══ MATERIAL FOR THIS TASK
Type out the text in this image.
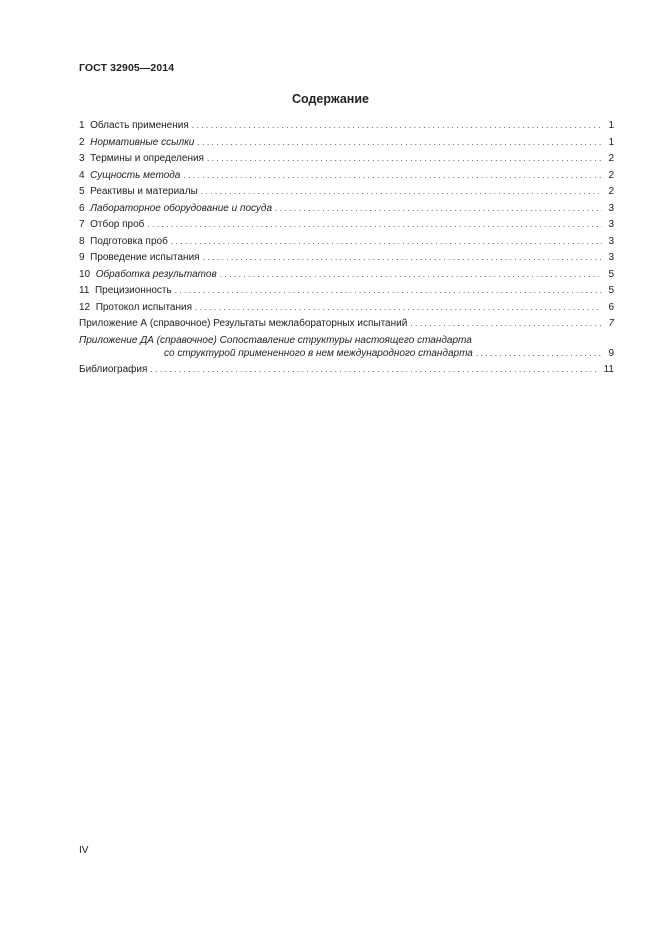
ГОСТ 32905—2014
Содержание
1 Область применения . . .	1
2 Нормативные ссылки . . .	1
3 Термины и определения . . .	2
4 Сущность метода . . .	2
5 Реактивы и материалы . . .	2
6 Лабораторное оборудование и посуда . . .	3
7 Отбор проб . . .	3
8 Подготовка проб . . .	3
9 Проведение испытания . . .	3
10 Обработка результатов . . .	5
11 Прецизионность . . .	5
12 Протокол испытания . . .	6
Приложение А (справочное) Результаты межлабораторных испытаний . . .	7
Приложение ДА (справочное) Сопоставление структуры настоящего стандарта
со структурой примененного в нем международного стандарта . . .	9
Библиография . . .	11
IV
════
[WHAT YOU ARE ASKED TO DO] Set down the complete material exactly, but do not include the images.

[THE ANSWER]
Type out the text in this image.
ГОСТ 32905—2014
Содержание
1 Область применения . . .	1
2 Нормативные ссылки . . .	1
3 Термины и определения . . .	2
4 Сущность метода . . .	2
5 Реактивы и материалы . . .	2
6 Лабораторное оборудование и посуда . . .	3
7 Отбор проб . . .	3
8 Подготовка проб . . .	3
9 Проведение испытания . . .	3
10 Обработка результатов . . .	5
11 Прецизионность . . .	5
12 Протокол испытания . . .	6
Приложение А (справочное) Результаты межлабораторных испытаний . . .	7
Приложение ДА (справочное) Сопоставление структуры настоящего стандарта
со структурой примененного в нем международного стандарта . . .	9
Библиография . . .	11
IV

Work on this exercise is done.